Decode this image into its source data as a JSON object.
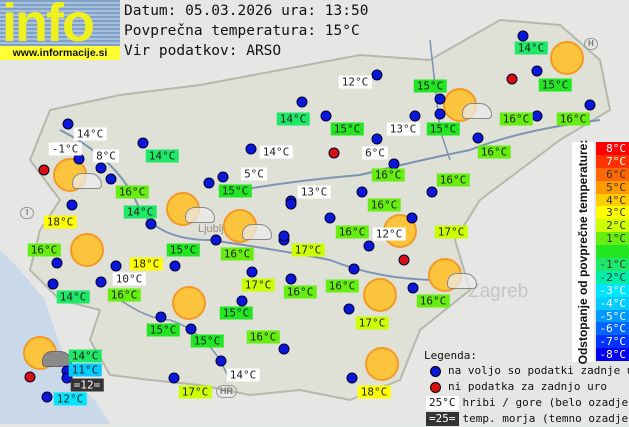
{
  "logo": {
    "word": "info",
    "url": "www.informacije.si"
  },
  "header": {
    "date_line": "Datum: 05.03.2026 ura: 13:50",
    "avg_line": "Povprečna temperatura: 15°C",
    "source_line": "Vir podatkov: ARSO"
  },
  "map_labels": {
    "ljubljana": "Ljubljana",
    "zagreb": "Zagreb",
    "hr": "HR",
    "h": "H",
    "i": "I"
  },
  "colors": {
    "station_available": "#0a16d8",
    "station_missing": "#d80f0f",
    "white_bg": "#ffffff",
    "sea_bg": "#333333"
  },
  "stations": [
    {
      "temp": "14°C",
      "style": "d-1"
    },
    {
      "temp": "12°C",
      "style": "mountain"
    },
    {
      "temp": "15°C",
      "style": "d0"
    },
    {
      "temp": "15°C",
      "style": "d0"
    },
    {
      "temp": "14°C",
      "style": "mountain"
    },
    {
      "temp": "14°C",
      "style": "d-1"
    },
    {
      "temp": "15°C",
      "style": "d0"
    },
    {
      "temp": "13°C",
      "style": "mountain"
    },
    {
      "temp": "15°C",
      "style": "d0"
    },
    {
      "temp": "16°C",
      "style": "d1"
    },
    {
      "temp": "16°C",
      "style": "d1"
    },
    {
      "temp": "-1°C",
      "style": "mountain"
    },
    {
      "temp": "8°C",
      "style": "mountain"
    },
    {
      "temp": "14°C",
      "style": "d-1"
    },
    {
      "temp": "14°C",
      "style": "mountain"
    },
    {
      "temp": "6°C",
      "style": "mountain"
    },
    {
      "temp": "16°C",
      "style": "d1"
    },
    {
      "temp": "5°C",
      "style": "mountain"
    },
    {
      "temp": "16°C",
      "style": "d1"
    },
    {
      "temp": "15°C",
      "style": "d0"
    },
    {
      "temp": "13°C",
      "style": "mountain"
    },
    {
      "temp": "16°C",
      "style": "d1"
    },
    {
      "temp": "16°C",
      "style": "d1"
    },
    {
      "temp": "14°C",
      "style": "d-1"
    },
    {
      "temp": "18°C",
      "style": "d3"
    },
    {
      "temp": "16°C",
      "style": "d1"
    },
    {
      "temp": "16°C",
      "style": "d1"
    },
    {
      "temp": "12°C",
      "style": "mountain"
    },
    {
      "temp": "17°C",
      "style": "d2"
    },
    {
      "temp": "16°C",
      "style": "d1"
    },
    {
      "temp": "15°C",
      "style": "d0"
    },
    {
      "temp": "16°C",
      "style": "d1"
    },
    {
      "temp": "17°C",
      "style": "d2"
    },
    {
      "temp": "18°C",
      "style": "d3"
    },
    {
      "temp": "10°C",
      "style": "mountain"
    },
    {
      "temp": "14°C",
      "style": "d-1"
    },
    {
      "temp": "16°C",
      "style": "d1"
    },
    {
      "temp": "17°C",
      "style": "d2"
    },
    {
      "temp": "16°C",
      "style": "d1"
    },
    {
      "temp": "16°C",
      "style": "d1"
    },
    {
      "temp": "16°C",
      "style": "d1"
    },
    {
      "temp": "15°C",
      "style": "d0"
    },
    {
      "temp": "17°C",
      "style": "d2"
    },
    {
      "temp": "15°C",
      "style": "d0"
    },
    {
      "temp": "15°C",
      "style": "d0"
    },
    {
      "temp": "16°C",
      "style": "d1"
    },
    {
      "temp": "14°C",
      "style": "d-1"
    },
    {
      "temp": "11°C",
      "style": "d-4"
    },
    {
      "temp": "=12=",
      "style": "sea"
    },
    {
      "temp": "12°C",
      "style": "d-3"
    },
    {
      "temp": "17°C",
      "style": "d2"
    },
    {
      "temp": "14°C",
      "style": "mountain"
    },
    {
      "temp": "18°C",
      "style": "d3"
    }
  ],
  "scale": {
    "title": "Odstopanje od povprečne temperature:",
    "rows": [
      {
        "label": "8°C",
        "color": "#ff0000"
      },
      {
        "label": "7°C",
        "color": "#ff3300"
      },
      {
        "label": "6°C",
        "color": "#ff6600"
      },
      {
        "label": "5°C",
        "color": "#ff9900"
      },
      {
        "label": "4°C",
        "color": "#ffcc00"
      },
      {
        "label": "3°C",
        "color": "#ffff00"
      },
      {
        "label": "2°C",
        "color": "#ccff00"
      },
      {
        "label": "1°C",
        "color": "#66ee11"
      },
      {
        "label": "",
        "color": "#22e622"
      },
      {
        "label": "-1°C",
        "color": "#1ee868"
      },
      {
        "label": "-2°C",
        "color": "#00eeaa"
      },
      {
        "label": "-3°C",
        "color": "#00e5ff"
      },
      {
        "label": "-4°C",
        "color": "#00ccff"
      },
      {
        "label": "-5°C",
        "color": "#0099ff"
      },
      {
        "label": "-6°C",
        "color": "#0066ff"
      },
      {
        "label": "-7°C",
        "color": "#0033ff"
      },
      {
        "label": "-8°C",
        "color": "#0000ee"
      }
    ]
  },
  "legend": {
    "title": "Legenda:",
    "available": "na voljo so podatki zadnje ure",
    "missing": "ni podatka za zadnjo uro",
    "mountain_sample": "25°C",
    "mountain_text": "hribi / gore (belo ozadje)",
    "sea_sample": "=25=",
    "sea_text": "temp. morja (temno ozadje)"
  }
}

> _Written exercise_: Make an exact copy of all entries above, dropping the images.

> _Response to this exercise_:
Decode this image into its source data as a JSON object.
{
  "logo": {
    "word": "info",
    "url": "www.informacije.si"
  },
  "header": {
    "date_line": "Datum: 05.03.2026 ura: 13:50",
    "avg_line": "Povprečna temperatura: 15°C",
    "source_line": "Vir podatkov: ARSO"
  },
  "map_labels": {
    "ljubljana": "Ljubljana",
    "zagreb": "Zagreb",
    "hr": "HR",
    "h": "H",
    "i": "I"
  },
  "colors": {
    "station_available": "#0a16d8",
    "station_missing": "#d80f0f",
    "white_bg": "#ffffff",
    "sea_bg": "#333333"
  },
  "stations": [
    {
      "temp": "14°C",
      "style": "d-1"
    },
    {
      "temp": "12°C",
      "style": "mountain"
    },
    {
      "temp": "15°C",
      "style": "d0"
    },
    {
      "temp": "15°C",
      "style": "d0"
    },
    {
      "temp": "14°C",
      "style": "mountain"
    },
    {
      "temp": "14°C",
      "style": "d-1"
    },
    {
      "temp": "15°C",
      "style": "d0"
    },
    {
      "temp": "13°C",
      "style": "mountain"
    },
    {
      "temp": "15°C",
      "style": "d0"
    },
    {
      "temp": "16°C",
      "style": "d1"
    },
    {
      "temp": "16°C",
      "style": "d1"
    },
    {
      "temp": "-1°C",
      "style": "mountain"
    },
    {
      "temp": "8°C",
      "style": "mountain"
    },
    {
      "temp": "14°C",
      "style": "d-1"
    },
    {
      "temp": "14°C",
      "style": "mountain"
    },
    {
      "temp": "6°C",
      "style": "mountain"
    },
    {
      "temp": "16°C",
      "style": "d1"
    },
    {
      "temp": "5°C",
      "style": "mountain"
    },
    {
      "temp": "16°C",
      "style": "d1"
    },
    {
      "temp": "15°C",
      "style": "d0"
    },
    {
      "temp": "13°C",
      "style": "mountain"
    },
    {
      "temp": "16°C",
      "style": "d1"
    },
    {
      "temp": "16°C",
      "style": "d1"
    },
    {
      "temp": "14°C",
      "style": "d-1"
    },
    {
      "temp": "18°C",
      "style": "d3"
    },
    {
      "temp": "16°C",
      "style": "d1"
    },
    {
      "temp": "16°C",
      "style": "d1"
    },
    {
      "temp": "12°C",
      "style": "mountain"
    },
    {
      "temp": "17°C",
      "style": "d2"
    },
    {
      "temp": "16°C",
      "style": "d1"
    },
    {
      "temp": "15°C",
      "style": "d0"
    },
    {
      "temp": "16°C",
      "style": "d1"
    },
    {
      "temp": "17°C",
      "style": "d2"
    },
    {
      "temp": "18°C",
      "style": "d3"
    },
    {
      "temp": "10°C",
      "style": "mountain"
    },
    {
      "temp": "14°C",
      "style": "d-1"
    },
    {
      "temp": "16°C",
      "style": "d1"
    },
    {
      "temp": "17°C",
      "style": "d2"
    },
    {
      "temp": "16°C",
      "style": "d1"
    },
    {
      "temp": "16°C",
      "style": "d1"
    },
    {
      "temp": "16°C",
      "style": "d1"
    },
    {
      "temp": "15°C",
      "style": "d0"
    },
    {
      "temp": "17°C",
      "style": "d2"
    },
    {
      "temp": "15°C",
      "style": "d0"
    },
    {
      "temp": "15°C",
      "style": "d0"
    },
    {
      "temp": "16°C",
      "style": "d1"
    },
    {
      "temp": "14°C",
      "style": "d-1"
    },
    {
      "temp": "11°C",
      "style": "d-4"
    },
    {
      "temp": "=12=",
      "style": "sea"
    },
    {
      "temp": "12°C",
      "style": "d-3"
    },
    {
      "temp": "17°C",
      "style": "d2"
    },
    {
      "temp": "14°C",
      "style": "mountain"
    },
    {
      "temp": "18°C",
      "style": "d3"
    }
  ],
  "scale": {
    "title": "Odstopanje od povprečne temperature:",
    "rows": [
      {
        "label": "8°C",
        "color": "#ff0000"
      },
      {
        "label": "7°C",
        "color": "#ff3300"
      },
      {
        "label": "6°C",
        "color": "#ff6600"
      },
      {
        "label": "5°C",
        "color": "#ff9900"
      },
      {
        "label": "4°C",
        "color": "#ffcc00"
      },
      {
        "label": "3°C",
        "color": "#ffff00"
      },
      {
        "label": "2°C",
        "color": "#ccff00"
      },
      {
        "label": "1°C",
        "color": "#66ee11"
      },
      {
        "label": "",
        "color": "#22e622"
      },
      {
        "label": "-1°C",
        "color": "#1ee868"
      },
      {
        "label": "-2°C",
        "color": "#00eeaa"
      },
      {
        "label": "-3°C",
        "color": "#00e5ff"
      },
      {
        "label": "-4°C",
        "color": "#00ccff"
      },
      {
        "label": "-5°C",
        "color": "#0099ff"
      },
      {
        "label": "-6°C",
        "color": "#0066ff"
      },
      {
        "label": "-7°C",
        "color": "#0033ff"
      },
      {
        "label": "-8°C",
        "color": "#0000ee"
      }
    ]
  },
  "legend": {
    "title": "Legenda:",
    "available": "na voljo so podatki zadnje ure",
    "missing": "ni podatka za zadnjo uro",
    "mountain_sample": "25°C",
    "mountain_text": "hribi / gore (belo ozadje)",
    "sea_sample": "=25=",
    "sea_text": "temp. morja (temno ozadje)"
  }
}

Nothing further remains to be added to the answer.